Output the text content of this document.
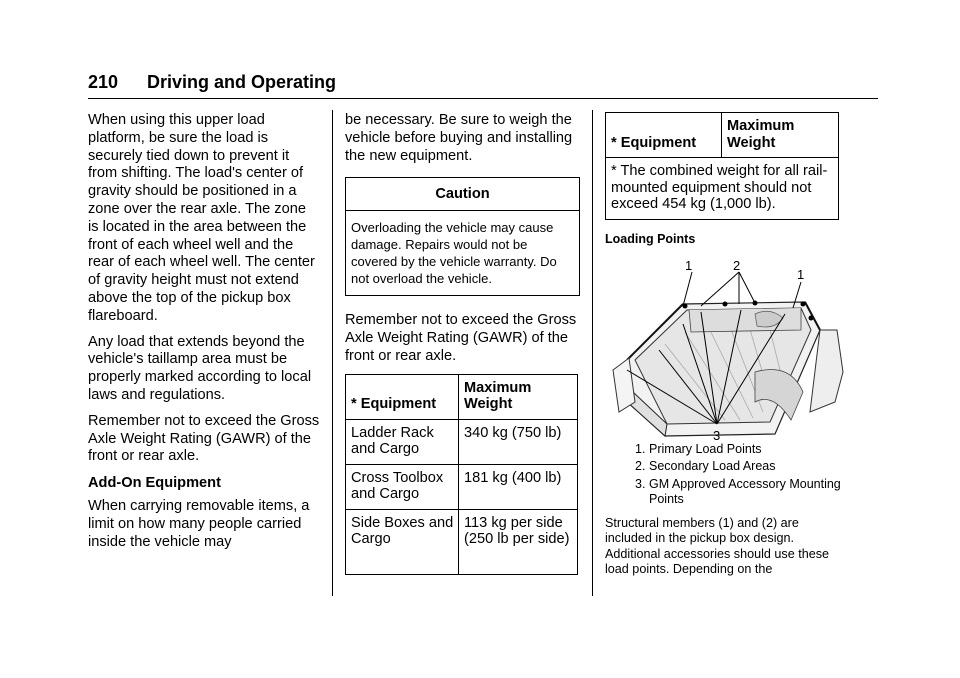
210 Driving and Operating

When using this upper load platform, be sure the load is securely tied down to prevent it from shifting. The load's center of gravity should be positioned in a zone over the rear axle. The zone is located in the area between the front of each wheel well and the rear of each wheel well. The center of gravity height must not extend above the top of the pickup box flareboard.

Any load that extends beyond the vehicle's taillamp area must be properly marked according to local laws and regulations.

Remember not to exceed the Gross Axle Weight Rating (GAWR) of the front or rear axle.

Add-On Equipment

When carrying removable items, a limit on how many people carried inside the vehicle may

be necessary. Be sure to weigh the vehicle before buying and installing the new equipment.

Caution
Overloading the vehicle may cause damage. Repairs would not be covered by the vehicle warranty. Do not overload the vehicle.

Remember not to exceed the Gross Axle Weight Rating (GAWR) of the front or rear axle.

* Equipment	Maximum Weight
Ladder Rack and Cargo	340 kg (750 lb)
Cross Toolbox and Cargo	181 kg (400 lb)
Side Boxes and Cargo	113 kg per side (250 lb per side)
* Equipment	Maximum Weight
* The combined weight for all rail-mounted equipment should not exceed 454 kg (1,000 lb).
Loading Points
1	2
1
3
1. Primary Load Points
2. Secondary Load Areas
3. GM Approved Accessory Mounting Points
Structural members (1) and (2) are included in the pickup box design. Additional accessories should use these load points. Depending on the
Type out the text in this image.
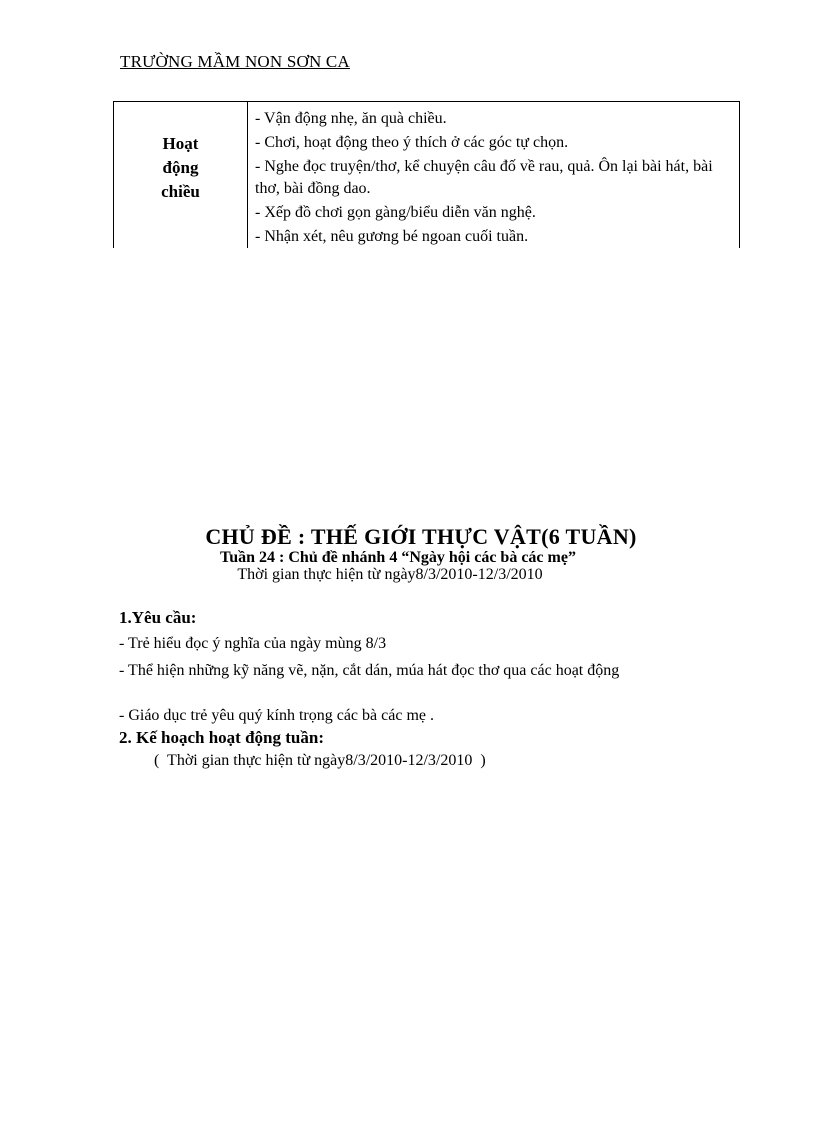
TRƯỜNG MẦM NON SƠN CA
Hoạt
động
chiều
- Vận động nhẹ, ăn quà chiều.
- Chơi, hoạt động theo ý thích ở các góc tự chọn.
- Nghe đọc truyện/thơ, kể chuyện câu đố về rau, quả. Ôn lại bài hát, bài thơ, bài đồng dao.
- Xếp đồ chơi gọn gàng/biểu diễn văn nghệ.
- Nhận xét, nêu gương bé ngoan cuối tuần.
CHỦ ĐỀ : THẾ GIỚI THỰC VẬT(6 TUẦN)
Tuần 24 : Chủ đề nhánh 4 “Ngày hội các bà các mẹ”
Thời gian thực hiện từ ngày8/3/2010-12/3/2010
1.Yêu cầu:
- Trẻ hiểu đọc ý nghĩa của ngày mùng 8/3
- Thể hiện những kỹ năng vẽ, nặn, cắt dán, múa hát đọc thơ qua các hoạt động
- Giáo dục trẻ yêu quý kính trọng các bà các mẹ .
2. Kế hoạch hoạt động tuần:
(  Thời gian thực hiện từ ngày8/3/2010-12/3/2010  )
====================
REQUEST
Tally up the lines holding the string "Cargo" in this listing, and report the total alone.

TASK RESPONSE
3